(Figure contents as structured data)
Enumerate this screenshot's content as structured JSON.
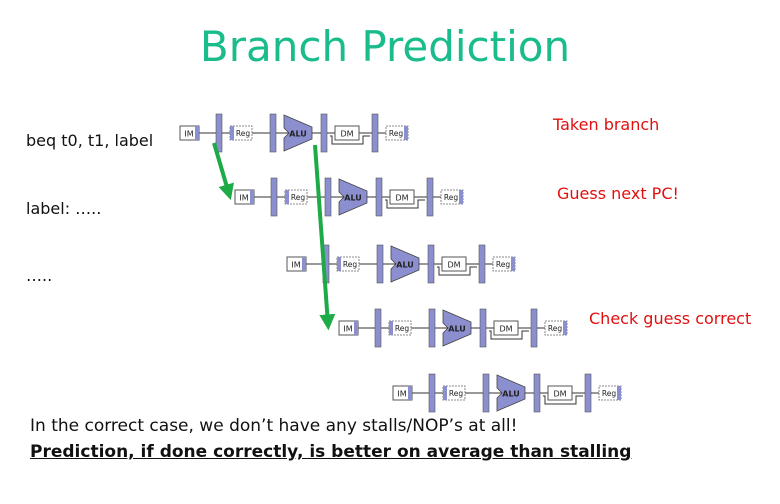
{
  "title": "Branch Prediction",
  "instructions": [
    "beq t0, t1, label",
    "label: …..",
    "….."
  ],
  "annotations": [
    "Taken branch",
    "Guess next PC!",
    "Check guess correct"
  ],
  "stage_labels": {
    "im": "IM",
    "reg": "Reg",
    "alu": "ALU",
    "dm": "DM"
  },
  "footer": {
    "line1": "In the correct case, we don’t have any stalls/NOP’s at all!",
    "line2": "Prediction, if done correctly, is better on average than stalling"
  },
  "colors": {
    "title": "#1ABC8C",
    "annotation": "#E01010",
    "arrow": "#1FAA48",
    "stage_fill": "#8C8FCF"
  }
}
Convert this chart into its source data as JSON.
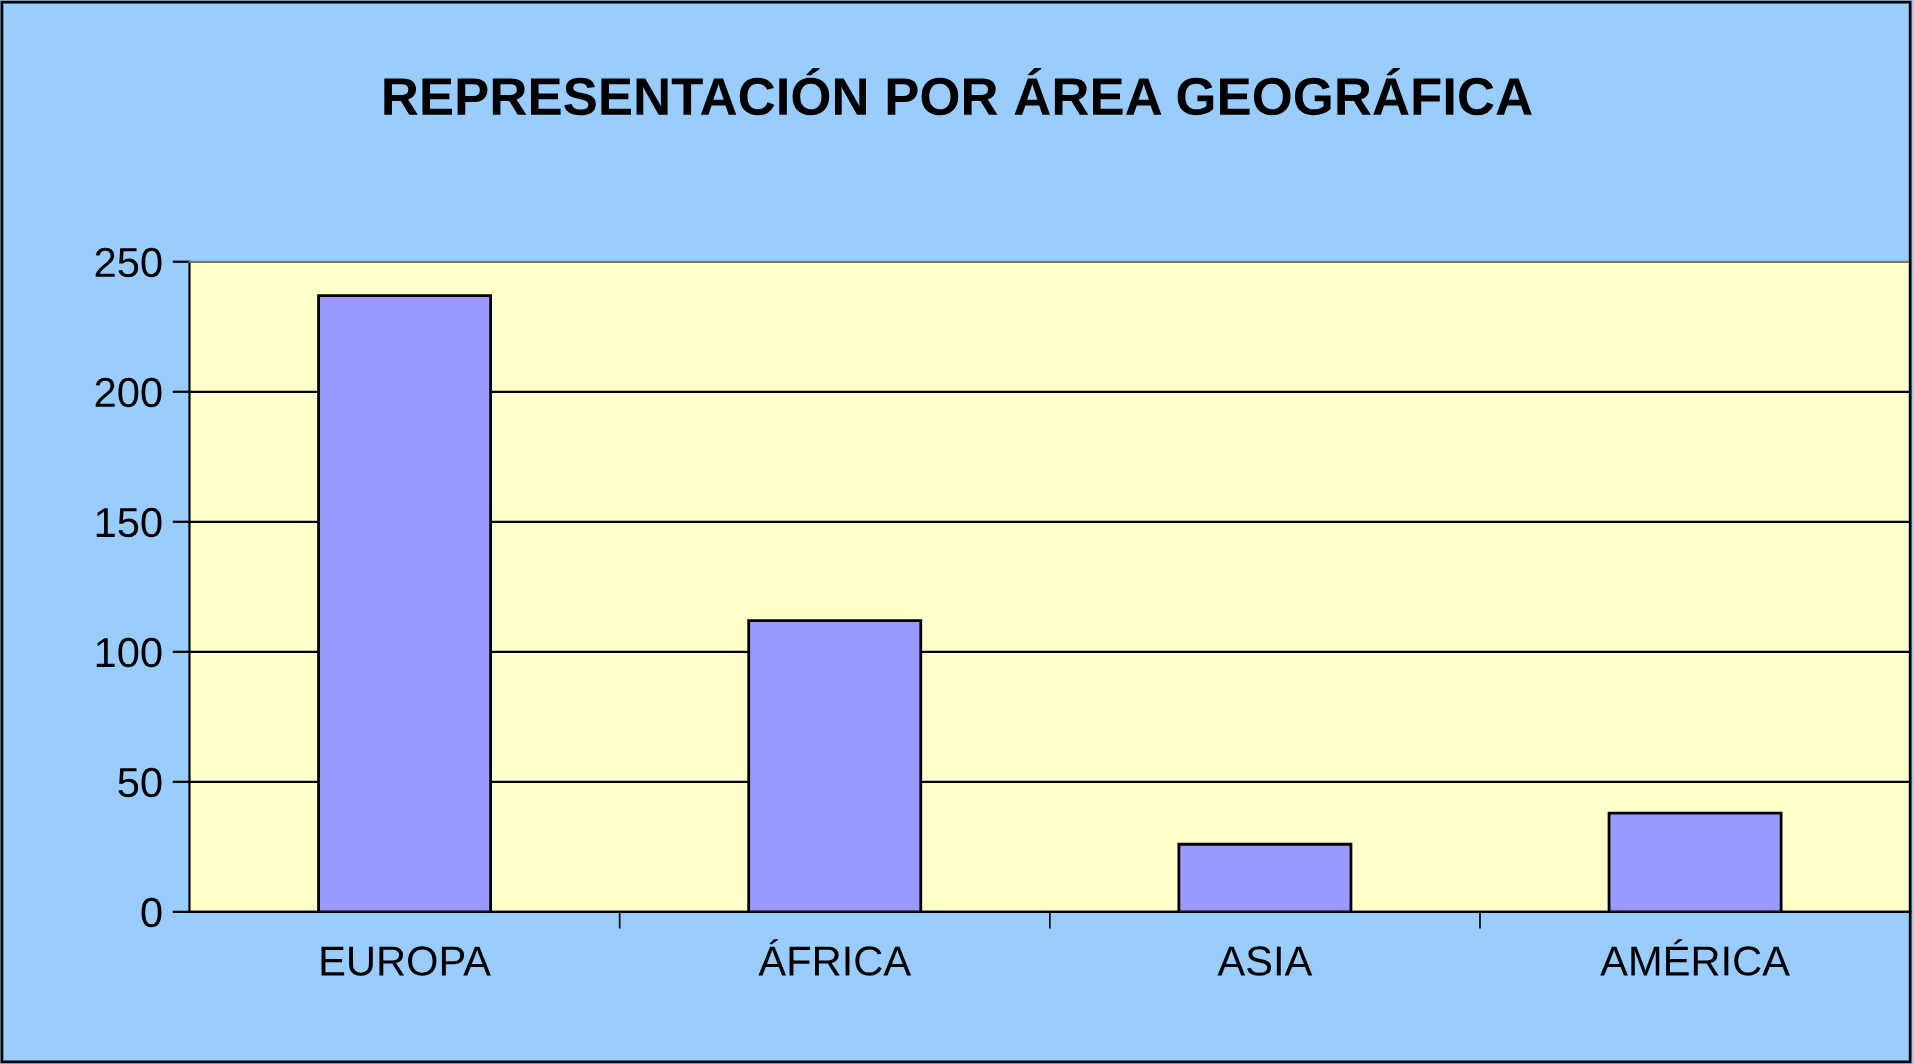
{
  "chart_data": {
    "type": "bar",
    "title": "REPRESENTACIÓN POR ÁREA GEOGRÁFICA",
    "categories": [
      "EUROPA",
      "ÁFRICA",
      "ASIA",
      "AMÉRICA"
    ],
    "values": [
      237,
      112,
      26,
      38
    ],
    "color": "#9999ff",
    "ylim": [
      0,
      250
    ],
    "yticks": [
      0,
      50,
      100,
      150,
      200,
      250
    ],
    "grid": "y",
    "legend": false
  }
}
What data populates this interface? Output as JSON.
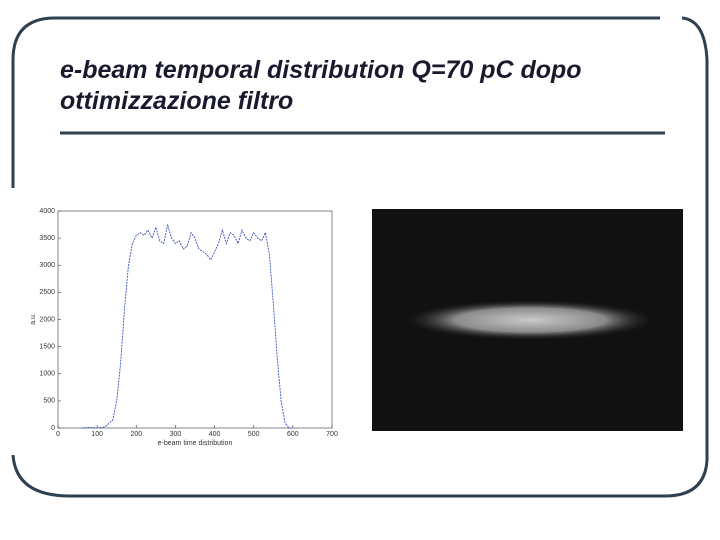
{
  "slide_title": "e-beam temporal distribution Q=70 pC dopo ottimizzazione filtro",
  "chart_data": {
    "type": "line",
    "xlabel": "e-beam time distribution",
    "ylabel": "a.u.",
    "xlim": [
      0,
      700
    ],
    "xticks": [
      0,
      100,
      200,
      300,
      400,
      500,
      600,
      700
    ],
    "ylim": [
      0,
      4000
    ],
    "yticks": [
      0,
      500,
      1000,
      1500,
      2000,
      2500,
      3000,
      3500,
      4000
    ],
    "x": [
      60,
      80,
      100,
      120,
      140,
      150,
      160,
      170,
      180,
      190,
      200,
      210,
      220,
      230,
      240,
      250,
      260,
      270,
      280,
      290,
      300,
      310,
      320,
      330,
      340,
      350,
      360,
      370,
      380,
      390,
      400,
      410,
      420,
      430,
      440,
      450,
      460,
      470,
      480,
      490,
      500,
      510,
      520,
      530,
      540,
      550,
      560,
      570,
      580,
      590,
      600
    ],
    "series": [
      {
        "color": "#3b4fc0",
        "values": [
          0,
          10,
          0,
          20,
          150,
          500,
          1200,
          2200,
          3000,
          3400,
          3550,
          3600,
          3550,
          3650,
          3500,
          3700,
          3450,
          3400,
          3750,
          3500,
          3400,
          3450,
          3300,
          3350,
          3600,
          3500,
          3300,
          3250,
          3200,
          3100,
          3250,
          3400,
          3650,
          3400,
          3600,
          3550,
          3400,
          3650,
          3500,
          3450,
          3600,
          3500,
          3450,
          3600,
          3200,
          2300,
          1300,
          500,
          100,
          0,
          0
        ]
      }
    ]
  }
}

_Task prompt_
Write the lines above out again exactly, without any of their pictures.

_Result of the task_
Enumerate this screenshot's content as structured JSON.
{
  "title": "Branch Prediction",
  "instructions": [
    "beq t0, t1, label",
    "label: …..",
    "….."
  ],
  "annotations": [
    "Taken branch",
    "Guess next PC!",
    "Check guess correct"
  ],
  "stage_labels": {
    "im": "IM",
    "reg": "Reg",
    "alu": "ALU",
    "dm": "DM"
  },
  "footer": {
    "line1": "In the correct case, we don’t have any stalls/NOP’s at all!",
    "line2": "Prediction, if done correctly, is better on average than stalling"
  },
  "colors": {
    "title": "#1ABC8C",
    "annotation": "#E01010",
    "arrow": "#1FAA48",
    "stage_fill": "#8C8FCF"
  }
}
Convert this chart into its source data as JSON.
{
  "chart_data": {
    "type": "bar",
    "title": "REPRESENTACIÓN POR ÁREA GEOGRÁFICA",
    "categories": [
      "EUROPA",
      "ÁFRICA",
      "ASIA",
      "AMÉRICA"
    ],
    "values": [
      237,
      112,
      26,
      38
    ],
    "color": "#9999ff",
    "ylim": [
      0,
      250
    ],
    "yticks": [
      0,
      50,
      100,
      150,
      200,
      250
    ],
    "grid": "y",
    "legend": false
  }
}
What data populates this interface? Output as JSON.
{
  "slide_title": "e-beam temporal distribution Q=70 pC dopo ottimizzazione filtro",
  "chart_data": {
    "type": "line",
    "xlabel": "e-beam time distribution",
    "ylabel": "a.u.",
    "xlim": [
      0,
      700
    ],
    "xticks": [
      0,
      100,
      200,
      300,
      400,
      500,
      600,
      700
    ],
    "ylim": [
      0,
      4000
    ],
    "yticks": [
      0,
      500,
      1000,
      1500,
      2000,
      2500,
      3000,
      3500,
      4000
    ],
    "x": [
      60,
      80,
      100,
      120,
      140,
      150,
      160,
      170,
      180,
      190,
      200,
      210,
      220,
      230,
      240,
      250,
      260,
      270,
      280,
      290,
      300,
      310,
      320,
      330,
      340,
      350,
      360,
      370,
      380,
      390,
      400,
      410,
      420,
      430,
      440,
      450,
      460,
      470,
      480,
      490,
      500,
      510,
      520,
      530,
      540,
      550,
      560,
      570,
      580,
      590,
      600
    ],
    "series": [
      {
        "color": "#3b4fc0",
        "values": [
          0,
          10,
          0,
          20,
          150,
          500,
          1200,
          2200,
          3000,
          3400,
          3550,
          3600,
          3550,
          3650,
          3500,
          3700,
          3450,
          3400,
          3750,
          3500,
          3400,
          3450,
          3300,
          3350,
          3600,
          3500,
          3300,
          3250,
          3200,
          3100,
          3250,
          3400,
          3650,
          3400,
          3600,
          3550,
          3400,
          3650,
          3500,
          3450,
          3600,
          3500,
          3450,
          3600,
          3200,
          2300,
          1300,
          500,
          100,
          0,
          0
        ]
      }
    ]
  }
}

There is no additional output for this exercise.